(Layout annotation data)

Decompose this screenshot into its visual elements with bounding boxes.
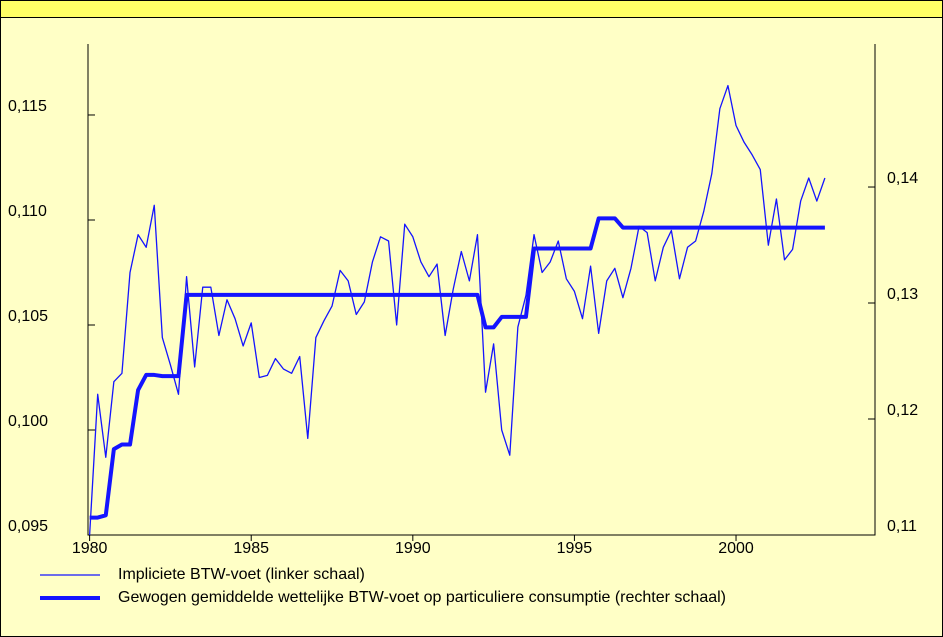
legend-label: Impliciete BTW-voet (linker schaal) bbox=[118, 566, 365, 583]
y2-tick-label: 0,12 bbox=[887, 402, 918, 419]
x-tick-label: 1995 bbox=[557, 540, 593, 557]
x-tick-label: 1990 bbox=[395, 540, 431, 557]
y-tick-label: 0,110 bbox=[8, 203, 47, 220]
y2-tick-label: 0,13 bbox=[887, 286, 918, 303]
x-tick-label: 1985 bbox=[233, 540, 269, 557]
y-tick-label: 0,095 bbox=[8, 518, 48, 535]
legend-label: Gewogen gemiddelde wettelijke BTW-voet o… bbox=[118, 589, 726, 606]
title-band bbox=[0, 0, 943, 18]
y-tick-label: 0,100 bbox=[8, 413, 48, 430]
y-tick-label: 0,115 bbox=[8, 98, 47, 115]
y2-tick-label: 0,14 bbox=[887, 170, 918, 187]
x-tick-label: 2000 bbox=[718, 540, 754, 557]
x-tick-label: 1980 bbox=[72, 540, 108, 557]
y2-tick-label: 0,11 bbox=[887, 518, 917, 535]
y-tick-label: 0,105 bbox=[8, 308, 48, 325]
series-line bbox=[89, 216, 825, 520]
axes bbox=[87, 44, 876, 536]
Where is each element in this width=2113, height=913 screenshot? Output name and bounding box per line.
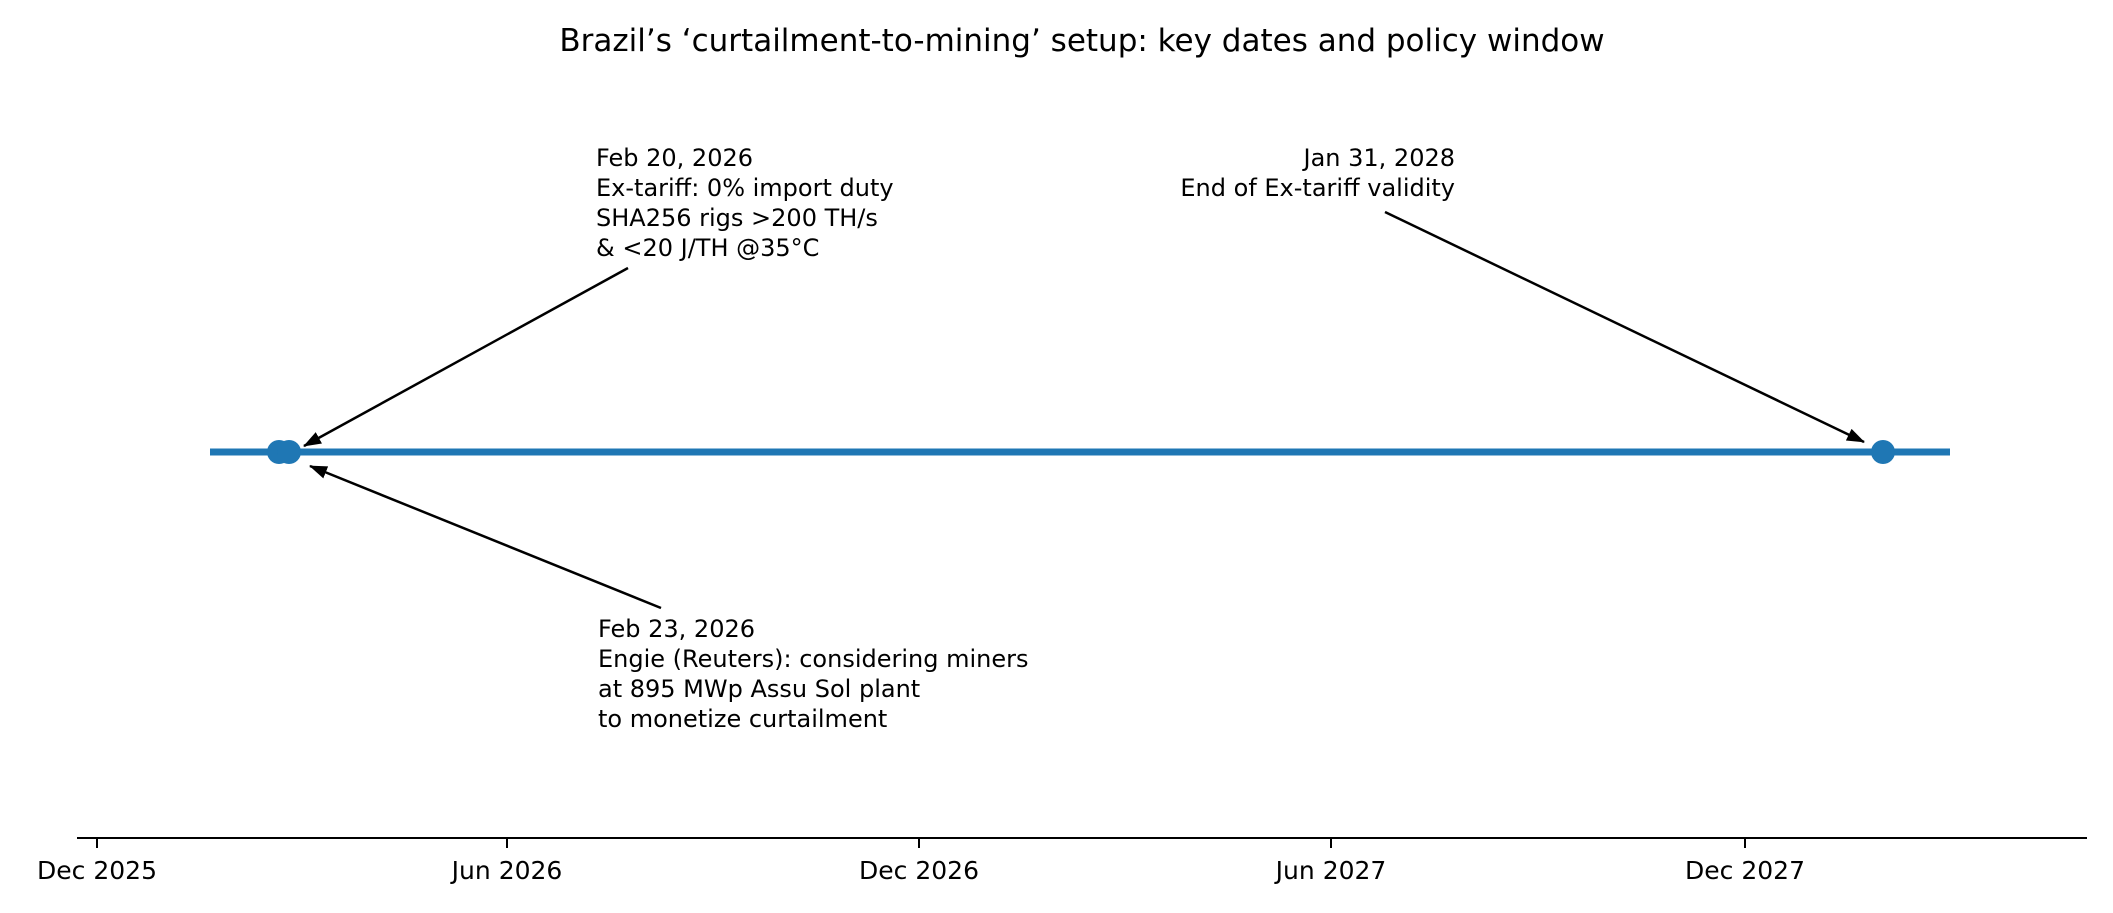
x-tick-label-dec-2027: Dec 2027	[1685, 856, 1805, 885]
chart-title: Brazil’s ‘curtailment-to-mining’ setup: …	[559, 23, 1605, 59]
event-marker-jan31-2028	[1871, 440, 1895, 464]
annotation-jan31-end-of-ex-tariff: Jan 31, 2028 End of Ex-tariff validity	[1180, 144, 1455, 202]
x-tick-label-jun-2026: Jun 2026	[451, 856, 563, 885]
annotation-feb23-engie: Feb 23, 2026 Engie (Reuters): considerin…	[598, 615, 1029, 733]
arrow-jan31-annotation	[1384, 210, 1865, 444]
event-marker-feb23-2026	[277, 440, 301, 464]
x-tick-label-dec-2025: Dec 2025	[37, 856, 157, 885]
arrow-feb20-annotation	[303, 266, 629, 448]
x-tick-label-dec-2026: Dec 2026	[859, 856, 979, 885]
annotation-feb20-ex-tariff: Feb 20, 2026 Ex-tariff: 0% import duty S…	[596, 144, 894, 262]
arrow-feb23-annotation	[309, 464, 662, 610]
x-tick-label-jun-2027: Jun 2027	[1275, 856, 1387, 885]
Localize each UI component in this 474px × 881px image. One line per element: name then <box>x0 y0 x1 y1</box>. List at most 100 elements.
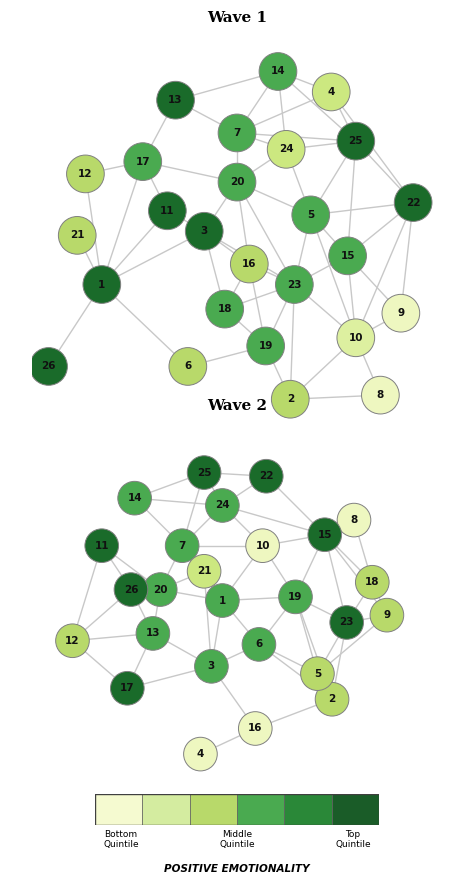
FancyBboxPatch shape <box>284 794 332 825</box>
Circle shape <box>267 130 305 168</box>
Text: 19: 19 <box>288 592 303 602</box>
Circle shape <box>394 184 432 221</box>
Text: 9: 9 <box>397 308 404 318</box>
Circle shape <box>206 584 239 618</box>
Text: 19: 19 <box>258 341 273 351</box>
Circle shape <box>230 245 268 283</box>
Text: POSITIVE EMOTIONALITY: POSITIVE EMOTIONALITY <box>164 864 310 874</box>
Text: 4: 4 <box>197 749 204 759</box>
Circle shape <box>337 503 371 537</box>
Text: 24: 24 <box>215 500 230 510</box>
Text: 21: 21 <box>197 566 211 576</box>
Circle shape <box>136 617 170 650</box>
Circle shape <box>195 649 228 683</box>
Circle shape <box>124 143 162 181</box>
Text: 5: 5 <box>314 669 321 678</box>
Circle shape <box>218 115 256 152</box>
Circle shape <box>247 327 284 365</box>
Text: Top
Quintile: Top Quintile <box>335 830 371 849</box>
Circle shape <box>312 73 350 111</box>
Circle shape <box>110 671 144 705</box>
Circle shape <box>30 348 67 385</box>
Text: 20: 20 <box>230 177 244 187</box>
Circle shape <box>83 266 121 303</box>
Circle shape <box>218 163 256 201</box>
Text: 11: 11 <box>94 541 109 551</box>
Text: 8: 8 <box>377 390 384 400</box>
Circle shape <box>275 266 313 303</box>
Text: 1: 1 <box>219 596 226 605</box>
Text: 21: 21 <box>70 230 84 241</box>
Circle shape <box>148 192 186 230</box>
Circle shape <box>118 481 152 515</box>
Circle shape <box>337 122 374 160</box>
FancyBboxPatch shape <box>190 794 237 825</box>
Circle shape <box>187 455 221 489</box>
Circle shape <box>55 624 89 657</box>
Circle shape <box>206 489 239 522</box>
Text: 22: 22 <box>406 197 420 208</box>
Circle shape <box>66 155 104 193</box>
Text: 1: 1 <box>98 279 105 290</box>
Text: 17: 17 <box>120 684 135 693</box>
Circle shape <box>246 529 279 562</box>
Text: 15: 15 <box>318 529 332 540</box>
FancyBboxPatch shape <box>95 794 142 825</box>
Text: 16: 16 <box>248 723 263 734</box>
Text: 4: 4 <box>328 87 335 97</box>
Circle shape <box>238 712 272 745</box>
Circle shape <box>279 580 312 614</box>
Text: 15: 15 <box>340 251 355 261</box>
Circle shape <box>249 459 283 493</box>
Circle shape <box>187 554 221 589</box>
Text: 9: 9 <box>383 611 391 620</box>
Text: 8: 8 <box>350 515 357 525</box>
Circle shape <box>144 573 177 606</box>
Circle shape <box>242 627 276 662</box>
Text: 18: 18 <box>218 304 232 315</box>
Text: 26: 26 <box>124 585 138 595</box>
Circle shape <box>169 348 207 385</box>
Circle shape <box>362 376 399 414</box>
Text: 20: 20 <box>153 585 167 595</box>
Circle shape <box>259 53 297 91</box>
Text: 23: 23 <box>339 618 354 627</box>
Title: Wave 1: Wave 1 <box>207 11 267 26</box>
Text: 17: 17 <box>136 157 150 167</box>
Text: 3: 3 <box>208 662 215 671</box>
Text: 13: 13 <box>146 628 160 639</box>
FancyBboxPatch shape <box>332 794 379 825</box>
Text: 13: 13 <box>168 95 183 105</box>
FancyBboxPatch shape <box>237 794 284 825</box>
FancyBboxPatch shape <box>142 794 190 825</box>
Circle shape <box>272 381 309 418</box>
Circle shape <box>370 598 404 632</box>
Circle shape <box>301 657 334 691</box>
Text: 2: 2 <box>328 694 336 704</box>
Text: 26: 26 <box>41 361 56 372</box>
Text: Bottom
Quintile: Bottom Quintile <box>103 830 139 849</box>
Text: 22: 22 <box>259 471 273 481</box>
Text: 12: 12 <box>78 169 93 179</box>
Text: 14: 14 <box>128 493 142 503</box>
Circle shape <box>337 319 374 357</box>
Circle shape <box>206 290 244 328</box>
Text: 6: 6 <box>184 361 191 372</box>
Circle shape <box>165 529 199 562</box>
Circle shape <box>85 529 118 562</box>
Text: 10: 10 <box>348 333 363 343</box>
Circle shape <box>114 573 148 606</box>
Circle shape <box>315 683 349 716</box>
Text: 10: 10 <box>255 541 270 551</box>
Circle shape <box>183 737 217 771</box>
Title: Wave 2: Wave 2 <box>207 399 267 413</box>
Circle shape <box>292 196 329 233</box>
Text: 11: 11 <box>160 206 174 216</box>
Text: 25: 25 <box>197 468 211 478</box>
Circle shape <box>185 212 223 250</box>
Text: Middle
Quintile: Middle Quintile <box>219 830 255 849</box>
Text: 23: 23 <box>287 279 301 290</box>
Text: 18: 18 <box>365 577 380 588</box>
Text: 5: 5 <box>307 210 314 220</box>
Text: 6: 6 <box>255 640 263 649</box>
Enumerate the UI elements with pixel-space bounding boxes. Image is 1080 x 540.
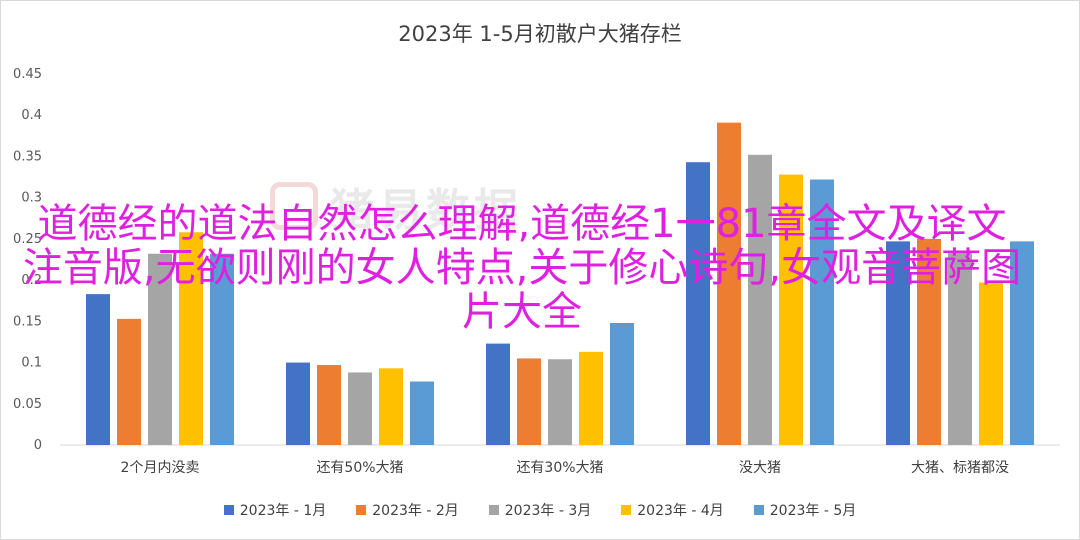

Work to be completed => Identify every line in the rows above that contains the string "Wave" and copy each of those lines. Case counts.

Solution to the exercise =>
Title: Wave 1: Wave 1 <box>207 11 267 26</box>
Title: Wave 2: Wave 2 <box>207 399 267 413</box>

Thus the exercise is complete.